Review the lines that follow and copy each one that contains the word "small".

**The records**
:::::
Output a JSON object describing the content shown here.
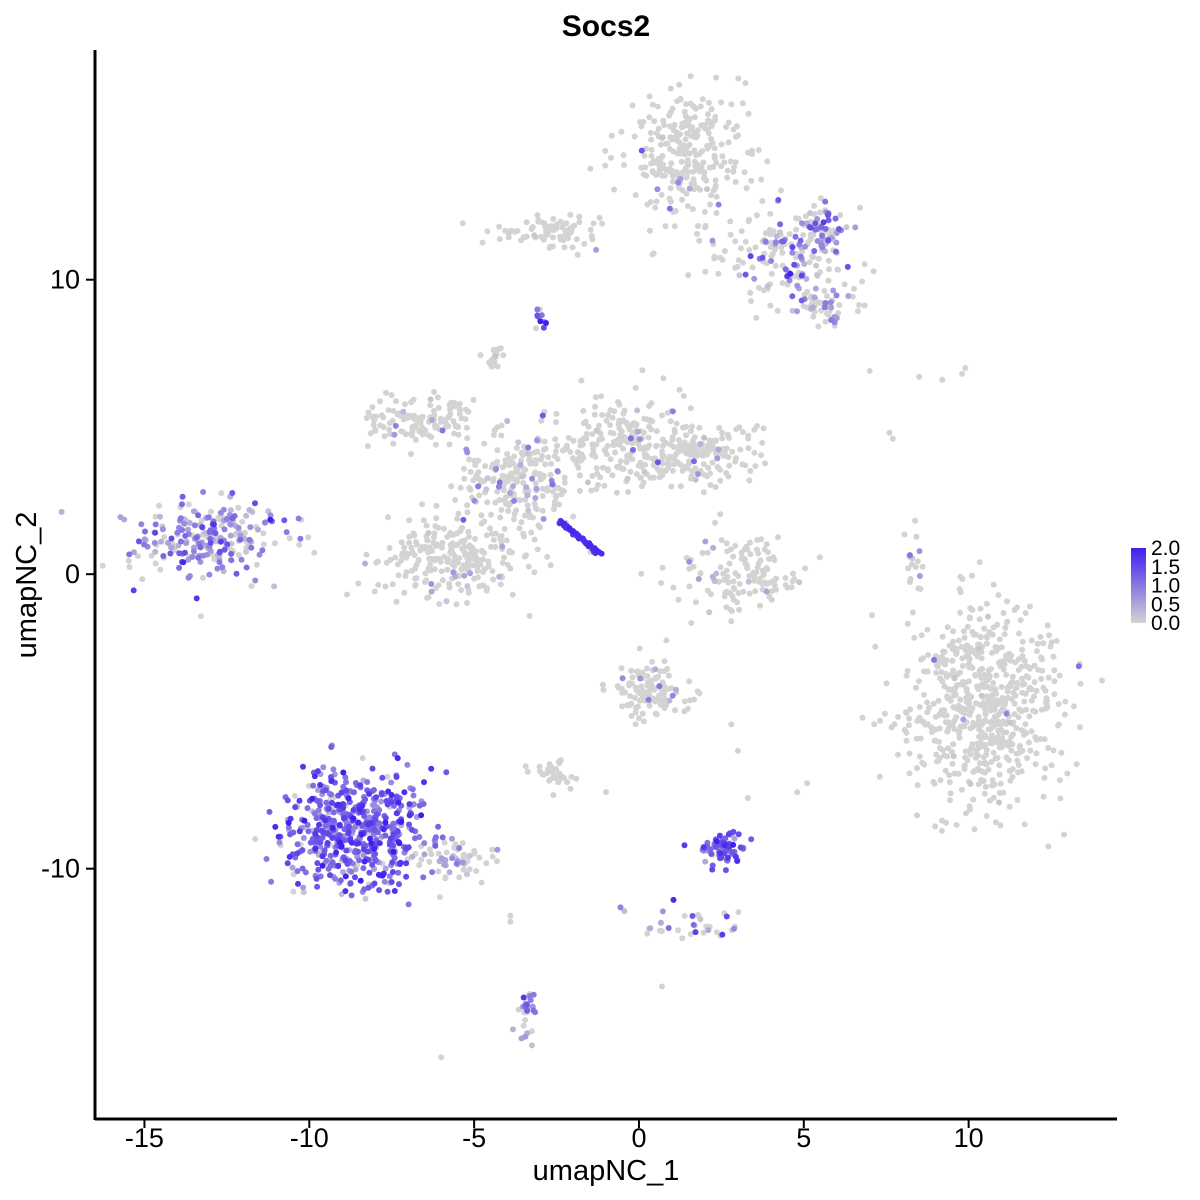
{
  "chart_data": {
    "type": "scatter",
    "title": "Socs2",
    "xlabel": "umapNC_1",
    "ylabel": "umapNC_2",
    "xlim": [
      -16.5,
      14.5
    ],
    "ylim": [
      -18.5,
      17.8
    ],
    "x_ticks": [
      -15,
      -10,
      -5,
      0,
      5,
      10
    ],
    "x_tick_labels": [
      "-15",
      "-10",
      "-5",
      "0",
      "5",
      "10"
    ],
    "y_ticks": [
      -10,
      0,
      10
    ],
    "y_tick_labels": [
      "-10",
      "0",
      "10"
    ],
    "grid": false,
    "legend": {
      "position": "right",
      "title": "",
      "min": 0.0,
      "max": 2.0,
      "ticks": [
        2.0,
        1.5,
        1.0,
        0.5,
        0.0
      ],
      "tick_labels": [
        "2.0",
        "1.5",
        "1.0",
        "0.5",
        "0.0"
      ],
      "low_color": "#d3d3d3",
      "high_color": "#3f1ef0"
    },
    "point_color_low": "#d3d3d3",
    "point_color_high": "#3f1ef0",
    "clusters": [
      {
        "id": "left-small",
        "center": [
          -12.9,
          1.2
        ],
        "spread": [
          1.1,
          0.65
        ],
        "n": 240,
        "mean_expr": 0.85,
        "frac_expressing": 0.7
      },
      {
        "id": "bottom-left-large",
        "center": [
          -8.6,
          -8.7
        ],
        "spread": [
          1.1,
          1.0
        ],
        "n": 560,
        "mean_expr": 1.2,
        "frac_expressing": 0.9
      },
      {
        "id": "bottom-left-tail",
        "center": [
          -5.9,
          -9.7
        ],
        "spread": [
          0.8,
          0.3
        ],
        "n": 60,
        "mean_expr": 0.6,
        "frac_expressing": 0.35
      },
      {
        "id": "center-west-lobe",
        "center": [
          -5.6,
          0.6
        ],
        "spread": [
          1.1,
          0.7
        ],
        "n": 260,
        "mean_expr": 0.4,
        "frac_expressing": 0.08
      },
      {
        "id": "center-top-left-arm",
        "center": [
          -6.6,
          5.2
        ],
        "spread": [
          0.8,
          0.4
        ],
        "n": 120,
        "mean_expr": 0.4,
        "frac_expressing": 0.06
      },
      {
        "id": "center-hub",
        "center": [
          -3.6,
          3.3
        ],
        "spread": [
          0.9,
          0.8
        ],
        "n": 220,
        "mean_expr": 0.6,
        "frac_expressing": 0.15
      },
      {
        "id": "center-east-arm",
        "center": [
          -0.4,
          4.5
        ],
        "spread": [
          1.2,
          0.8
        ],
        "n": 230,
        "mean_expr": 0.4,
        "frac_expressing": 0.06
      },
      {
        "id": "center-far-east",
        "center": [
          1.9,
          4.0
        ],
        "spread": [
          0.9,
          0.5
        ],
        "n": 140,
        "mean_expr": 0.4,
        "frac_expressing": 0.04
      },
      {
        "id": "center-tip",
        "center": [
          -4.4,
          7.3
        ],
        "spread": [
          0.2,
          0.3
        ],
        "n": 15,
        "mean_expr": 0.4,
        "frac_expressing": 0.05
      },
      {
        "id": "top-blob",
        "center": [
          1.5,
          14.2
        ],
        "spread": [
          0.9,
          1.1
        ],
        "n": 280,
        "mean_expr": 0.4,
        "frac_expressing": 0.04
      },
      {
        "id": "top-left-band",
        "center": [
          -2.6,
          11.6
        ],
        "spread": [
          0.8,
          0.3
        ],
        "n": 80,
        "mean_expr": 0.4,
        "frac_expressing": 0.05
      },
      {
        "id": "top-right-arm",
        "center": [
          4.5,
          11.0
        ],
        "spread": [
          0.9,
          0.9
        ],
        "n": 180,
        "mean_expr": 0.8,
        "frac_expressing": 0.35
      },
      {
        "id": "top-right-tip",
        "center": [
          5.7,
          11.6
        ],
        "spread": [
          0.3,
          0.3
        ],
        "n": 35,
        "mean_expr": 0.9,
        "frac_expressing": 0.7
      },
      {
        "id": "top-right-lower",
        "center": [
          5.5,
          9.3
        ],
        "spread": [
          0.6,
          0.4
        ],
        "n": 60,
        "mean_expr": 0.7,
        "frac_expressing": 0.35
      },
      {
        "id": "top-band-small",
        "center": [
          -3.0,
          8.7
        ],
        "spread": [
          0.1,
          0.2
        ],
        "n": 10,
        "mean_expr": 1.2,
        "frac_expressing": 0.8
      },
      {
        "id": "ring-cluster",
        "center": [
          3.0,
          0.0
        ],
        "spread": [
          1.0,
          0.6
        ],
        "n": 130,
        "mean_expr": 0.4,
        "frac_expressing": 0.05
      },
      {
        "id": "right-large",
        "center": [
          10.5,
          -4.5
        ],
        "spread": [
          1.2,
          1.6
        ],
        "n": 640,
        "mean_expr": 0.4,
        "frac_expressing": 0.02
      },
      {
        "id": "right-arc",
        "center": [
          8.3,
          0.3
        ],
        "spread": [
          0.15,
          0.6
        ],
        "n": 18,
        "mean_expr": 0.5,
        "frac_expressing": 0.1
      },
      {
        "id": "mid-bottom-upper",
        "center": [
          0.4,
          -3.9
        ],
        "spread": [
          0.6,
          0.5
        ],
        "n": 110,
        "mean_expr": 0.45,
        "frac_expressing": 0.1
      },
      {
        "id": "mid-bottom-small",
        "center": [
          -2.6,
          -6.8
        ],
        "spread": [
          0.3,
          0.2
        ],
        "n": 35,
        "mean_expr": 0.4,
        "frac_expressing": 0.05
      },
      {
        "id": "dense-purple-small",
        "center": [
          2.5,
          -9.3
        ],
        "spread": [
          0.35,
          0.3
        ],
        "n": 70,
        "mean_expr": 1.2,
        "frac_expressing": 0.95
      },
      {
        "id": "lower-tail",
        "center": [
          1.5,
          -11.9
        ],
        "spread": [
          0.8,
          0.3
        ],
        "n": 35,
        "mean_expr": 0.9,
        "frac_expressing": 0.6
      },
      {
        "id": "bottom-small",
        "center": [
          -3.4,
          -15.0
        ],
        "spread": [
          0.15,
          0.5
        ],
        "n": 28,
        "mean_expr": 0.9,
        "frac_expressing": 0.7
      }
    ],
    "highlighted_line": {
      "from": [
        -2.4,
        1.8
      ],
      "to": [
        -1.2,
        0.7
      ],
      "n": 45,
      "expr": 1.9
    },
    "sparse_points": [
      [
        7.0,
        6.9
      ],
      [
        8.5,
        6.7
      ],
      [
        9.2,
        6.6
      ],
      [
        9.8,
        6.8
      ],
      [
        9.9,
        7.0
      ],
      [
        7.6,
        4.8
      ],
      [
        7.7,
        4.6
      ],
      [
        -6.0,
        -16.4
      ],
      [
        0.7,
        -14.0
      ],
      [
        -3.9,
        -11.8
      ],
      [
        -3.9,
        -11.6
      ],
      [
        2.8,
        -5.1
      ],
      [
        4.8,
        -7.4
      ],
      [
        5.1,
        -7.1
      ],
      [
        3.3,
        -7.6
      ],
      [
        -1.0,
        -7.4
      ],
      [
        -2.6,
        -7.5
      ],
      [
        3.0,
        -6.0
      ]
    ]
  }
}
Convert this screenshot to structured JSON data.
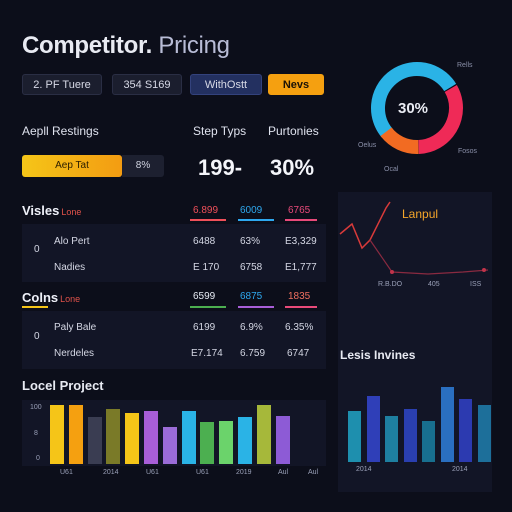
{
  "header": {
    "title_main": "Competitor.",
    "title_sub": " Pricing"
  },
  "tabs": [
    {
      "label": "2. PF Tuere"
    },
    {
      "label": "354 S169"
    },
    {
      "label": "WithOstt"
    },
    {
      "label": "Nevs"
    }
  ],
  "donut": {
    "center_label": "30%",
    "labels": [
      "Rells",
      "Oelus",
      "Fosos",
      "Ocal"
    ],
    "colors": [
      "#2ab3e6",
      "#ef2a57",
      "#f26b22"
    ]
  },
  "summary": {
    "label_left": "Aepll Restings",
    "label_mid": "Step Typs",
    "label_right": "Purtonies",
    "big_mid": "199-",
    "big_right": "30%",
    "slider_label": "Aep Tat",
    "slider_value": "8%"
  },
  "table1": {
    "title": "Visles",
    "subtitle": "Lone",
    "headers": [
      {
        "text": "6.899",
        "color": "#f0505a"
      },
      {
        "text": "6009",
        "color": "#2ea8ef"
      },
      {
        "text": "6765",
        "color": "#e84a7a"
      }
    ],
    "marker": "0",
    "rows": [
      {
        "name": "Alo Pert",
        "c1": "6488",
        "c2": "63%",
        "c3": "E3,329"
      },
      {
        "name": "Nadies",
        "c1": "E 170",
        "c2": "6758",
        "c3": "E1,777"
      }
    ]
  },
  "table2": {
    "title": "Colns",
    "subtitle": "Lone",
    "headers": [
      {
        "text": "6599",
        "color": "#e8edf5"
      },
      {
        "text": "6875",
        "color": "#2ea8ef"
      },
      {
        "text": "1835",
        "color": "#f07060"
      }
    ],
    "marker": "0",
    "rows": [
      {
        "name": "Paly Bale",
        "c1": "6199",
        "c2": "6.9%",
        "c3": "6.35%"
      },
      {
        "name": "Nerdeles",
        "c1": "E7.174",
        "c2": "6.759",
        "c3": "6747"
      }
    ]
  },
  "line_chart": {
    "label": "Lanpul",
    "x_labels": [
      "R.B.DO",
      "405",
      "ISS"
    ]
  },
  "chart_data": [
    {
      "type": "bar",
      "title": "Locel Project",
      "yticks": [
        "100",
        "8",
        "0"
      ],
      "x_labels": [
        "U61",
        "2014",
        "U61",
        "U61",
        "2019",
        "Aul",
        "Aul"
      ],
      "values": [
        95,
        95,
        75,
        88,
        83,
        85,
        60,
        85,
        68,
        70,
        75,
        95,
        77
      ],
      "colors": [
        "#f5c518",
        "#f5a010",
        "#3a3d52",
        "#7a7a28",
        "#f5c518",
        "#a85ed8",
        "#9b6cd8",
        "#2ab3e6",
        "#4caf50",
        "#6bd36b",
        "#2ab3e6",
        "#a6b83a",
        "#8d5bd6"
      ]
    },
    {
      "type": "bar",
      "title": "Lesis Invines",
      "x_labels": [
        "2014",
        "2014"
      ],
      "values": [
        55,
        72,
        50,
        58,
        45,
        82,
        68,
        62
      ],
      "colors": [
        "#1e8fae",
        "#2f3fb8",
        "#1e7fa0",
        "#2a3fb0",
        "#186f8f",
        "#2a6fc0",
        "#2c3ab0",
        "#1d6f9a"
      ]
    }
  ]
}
:::::
**Exercise solution**
        "id": "left-small",
        "id": "top-band-small",
        "id": "mid-bottom-small",
        "id": "dense-purple-small",
        "id": "bottom-small",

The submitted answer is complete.